━━━ EXTRAIT DE PAGE ━━━

LE CAIRE: Des sources au sein du Hamas ont indiqué dimanche que l'émissaire américain Jared Kushner allait rencontrer des dirigeants du mouvement islamiste palestinien en Egypte, avant sa visite en Israël, au moment les Etats-Unis cherchent à faire avancer le plan de paix à Gaza.

L'entretien, qui n'a pas été confirmé par les Etats-Unis, devrait se tenir à Al-Alamein, dans le nord de l'Egypte, un pays qui fait office depuis des années de médiateur dans le conflit israélo-palestinien.

M. Kushner, également gendre du président Donald Trump, s'est déjà entretenu dimanche à Al-Alamein avec le président égyptien Abdel Fattah al-Sissi, alors que le chef du Hamas, Khalil al-Hayya, a rencontré de son côté le chef du renseignement égyptien, Hassan Rachad.

━━━ DONNÉES BRUTES ━━━

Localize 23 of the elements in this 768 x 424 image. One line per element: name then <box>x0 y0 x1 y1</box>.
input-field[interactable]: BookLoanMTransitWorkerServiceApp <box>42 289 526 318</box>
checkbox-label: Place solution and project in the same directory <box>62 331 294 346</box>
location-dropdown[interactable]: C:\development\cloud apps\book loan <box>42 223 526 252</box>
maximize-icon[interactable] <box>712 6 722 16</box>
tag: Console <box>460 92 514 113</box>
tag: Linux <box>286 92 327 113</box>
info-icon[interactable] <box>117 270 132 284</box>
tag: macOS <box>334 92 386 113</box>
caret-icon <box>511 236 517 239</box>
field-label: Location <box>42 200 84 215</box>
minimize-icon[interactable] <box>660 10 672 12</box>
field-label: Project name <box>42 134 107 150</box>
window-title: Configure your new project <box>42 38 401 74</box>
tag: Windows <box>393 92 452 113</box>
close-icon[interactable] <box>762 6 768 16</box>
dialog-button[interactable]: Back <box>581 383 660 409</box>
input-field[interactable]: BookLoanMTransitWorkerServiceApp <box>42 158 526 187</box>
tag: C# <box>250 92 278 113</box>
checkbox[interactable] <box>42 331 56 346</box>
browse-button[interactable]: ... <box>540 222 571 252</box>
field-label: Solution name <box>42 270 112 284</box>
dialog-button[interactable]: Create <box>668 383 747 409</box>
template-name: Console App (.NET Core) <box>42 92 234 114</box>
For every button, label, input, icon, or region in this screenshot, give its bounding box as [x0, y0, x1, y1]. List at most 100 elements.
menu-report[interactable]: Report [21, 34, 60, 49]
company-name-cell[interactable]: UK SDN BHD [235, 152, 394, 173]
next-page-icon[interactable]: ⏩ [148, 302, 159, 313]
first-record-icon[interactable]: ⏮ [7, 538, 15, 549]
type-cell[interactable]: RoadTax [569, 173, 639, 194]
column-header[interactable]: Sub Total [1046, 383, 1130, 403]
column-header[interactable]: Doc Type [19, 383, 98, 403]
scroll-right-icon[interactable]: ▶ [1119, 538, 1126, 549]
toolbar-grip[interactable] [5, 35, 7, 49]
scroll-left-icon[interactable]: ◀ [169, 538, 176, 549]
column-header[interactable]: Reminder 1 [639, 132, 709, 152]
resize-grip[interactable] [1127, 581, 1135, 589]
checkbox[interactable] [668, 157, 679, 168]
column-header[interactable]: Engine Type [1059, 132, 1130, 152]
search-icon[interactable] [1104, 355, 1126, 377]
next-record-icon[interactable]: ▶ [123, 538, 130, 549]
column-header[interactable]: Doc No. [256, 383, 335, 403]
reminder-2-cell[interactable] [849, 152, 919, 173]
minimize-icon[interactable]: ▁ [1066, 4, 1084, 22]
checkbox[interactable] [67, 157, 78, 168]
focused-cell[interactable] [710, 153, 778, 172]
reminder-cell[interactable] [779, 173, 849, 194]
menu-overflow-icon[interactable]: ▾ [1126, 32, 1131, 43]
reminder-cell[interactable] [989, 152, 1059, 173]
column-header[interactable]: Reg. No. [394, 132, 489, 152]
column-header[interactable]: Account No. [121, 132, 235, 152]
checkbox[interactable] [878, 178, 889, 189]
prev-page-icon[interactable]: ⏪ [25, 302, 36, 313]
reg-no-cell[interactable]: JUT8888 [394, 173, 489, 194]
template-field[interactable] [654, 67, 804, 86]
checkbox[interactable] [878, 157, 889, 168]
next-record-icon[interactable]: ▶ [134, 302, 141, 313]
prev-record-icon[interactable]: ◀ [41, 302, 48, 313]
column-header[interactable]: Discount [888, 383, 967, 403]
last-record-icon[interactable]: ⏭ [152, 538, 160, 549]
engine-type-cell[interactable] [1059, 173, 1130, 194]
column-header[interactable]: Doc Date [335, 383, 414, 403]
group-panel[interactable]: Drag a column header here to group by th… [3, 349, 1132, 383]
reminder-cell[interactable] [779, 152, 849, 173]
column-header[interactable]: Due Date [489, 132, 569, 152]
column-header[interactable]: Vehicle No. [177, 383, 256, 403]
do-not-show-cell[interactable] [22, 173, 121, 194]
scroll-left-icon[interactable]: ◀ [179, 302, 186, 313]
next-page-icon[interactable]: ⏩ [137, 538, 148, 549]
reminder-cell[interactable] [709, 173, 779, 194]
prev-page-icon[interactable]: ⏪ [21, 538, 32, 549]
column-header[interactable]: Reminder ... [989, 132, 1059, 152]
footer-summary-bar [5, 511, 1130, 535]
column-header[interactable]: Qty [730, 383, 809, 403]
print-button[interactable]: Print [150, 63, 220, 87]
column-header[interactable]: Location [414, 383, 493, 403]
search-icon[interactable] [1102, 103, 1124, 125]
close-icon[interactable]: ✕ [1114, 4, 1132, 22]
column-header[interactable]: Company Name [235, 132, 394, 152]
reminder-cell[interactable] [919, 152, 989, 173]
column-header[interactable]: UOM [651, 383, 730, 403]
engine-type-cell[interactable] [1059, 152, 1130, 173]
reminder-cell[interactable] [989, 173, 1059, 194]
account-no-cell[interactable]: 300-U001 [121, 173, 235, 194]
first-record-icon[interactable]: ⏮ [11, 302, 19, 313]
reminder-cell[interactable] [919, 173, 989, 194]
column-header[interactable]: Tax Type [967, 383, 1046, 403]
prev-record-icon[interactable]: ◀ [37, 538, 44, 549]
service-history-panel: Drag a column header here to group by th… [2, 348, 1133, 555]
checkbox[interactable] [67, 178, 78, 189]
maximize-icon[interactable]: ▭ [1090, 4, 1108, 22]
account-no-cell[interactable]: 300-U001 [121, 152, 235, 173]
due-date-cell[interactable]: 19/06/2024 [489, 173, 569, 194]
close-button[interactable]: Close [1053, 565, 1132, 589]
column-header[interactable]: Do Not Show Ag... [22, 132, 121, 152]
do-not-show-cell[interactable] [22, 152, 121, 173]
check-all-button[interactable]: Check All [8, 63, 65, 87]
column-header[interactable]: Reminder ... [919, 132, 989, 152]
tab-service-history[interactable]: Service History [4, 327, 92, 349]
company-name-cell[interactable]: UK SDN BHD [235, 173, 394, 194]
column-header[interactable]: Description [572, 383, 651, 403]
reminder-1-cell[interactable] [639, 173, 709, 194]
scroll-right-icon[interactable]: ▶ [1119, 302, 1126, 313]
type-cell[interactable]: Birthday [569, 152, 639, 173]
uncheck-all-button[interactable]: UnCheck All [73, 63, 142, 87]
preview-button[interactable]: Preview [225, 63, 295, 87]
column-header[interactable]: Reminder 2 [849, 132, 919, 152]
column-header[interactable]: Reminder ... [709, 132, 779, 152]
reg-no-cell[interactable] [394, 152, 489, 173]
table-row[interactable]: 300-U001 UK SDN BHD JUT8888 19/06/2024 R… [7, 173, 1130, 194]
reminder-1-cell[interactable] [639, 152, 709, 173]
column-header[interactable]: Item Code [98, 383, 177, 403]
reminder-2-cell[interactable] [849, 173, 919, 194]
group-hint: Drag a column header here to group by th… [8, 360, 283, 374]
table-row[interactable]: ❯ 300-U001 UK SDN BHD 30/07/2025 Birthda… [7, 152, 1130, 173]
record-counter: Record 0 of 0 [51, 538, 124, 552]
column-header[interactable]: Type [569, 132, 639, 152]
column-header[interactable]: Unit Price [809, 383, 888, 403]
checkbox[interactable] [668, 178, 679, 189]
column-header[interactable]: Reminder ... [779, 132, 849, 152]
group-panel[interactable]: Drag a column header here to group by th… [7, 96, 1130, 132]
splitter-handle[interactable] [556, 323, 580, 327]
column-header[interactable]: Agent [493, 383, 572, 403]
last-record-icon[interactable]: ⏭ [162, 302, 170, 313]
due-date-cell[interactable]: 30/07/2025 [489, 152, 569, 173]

━━━

▶ TÂCHES À RÉALISER:
• 1. Pour chacune des affirmations suivantes, indiquez par oui ou par non si elle concorde avec l'extrait de page, en citant mot pour mot le passage qui tranche.
(a) Les États-Unis ont confirmé l'entretien entre M. Kushner et des dirigeants du Hamas.
(b) M. Kushner est le gendre de Donald Trump.
(c) Khalil al-Hayya a rencontré le président égyptien.
• 2. Répondez brièvement à ces questions d'après l'extrait de page.
(a) Où l'entretien devrait-il se tenir ?
(b) Quel pays M. Kushner doit-il visiter après sa rencontre avec le Hamas ?
(c) Comment s'appelle le chef du renseignement égyptien ?

▶ RÉPONSES NUMÉROTÉES:
• 1.
(a) Non : « L'entretien, qui n'a pas été confirmé par les Etats-Unis »
(b) Oui : « également gendre du président Donald Trump »
(c) Non : « a rencontré de son côté le chef du renseignement égyptien, Hassan Rachad »

• 2.
(a) À Al-Alamein, dans le nord de l'Egypte.
(b) Israël.
(c) Hassan Rachad.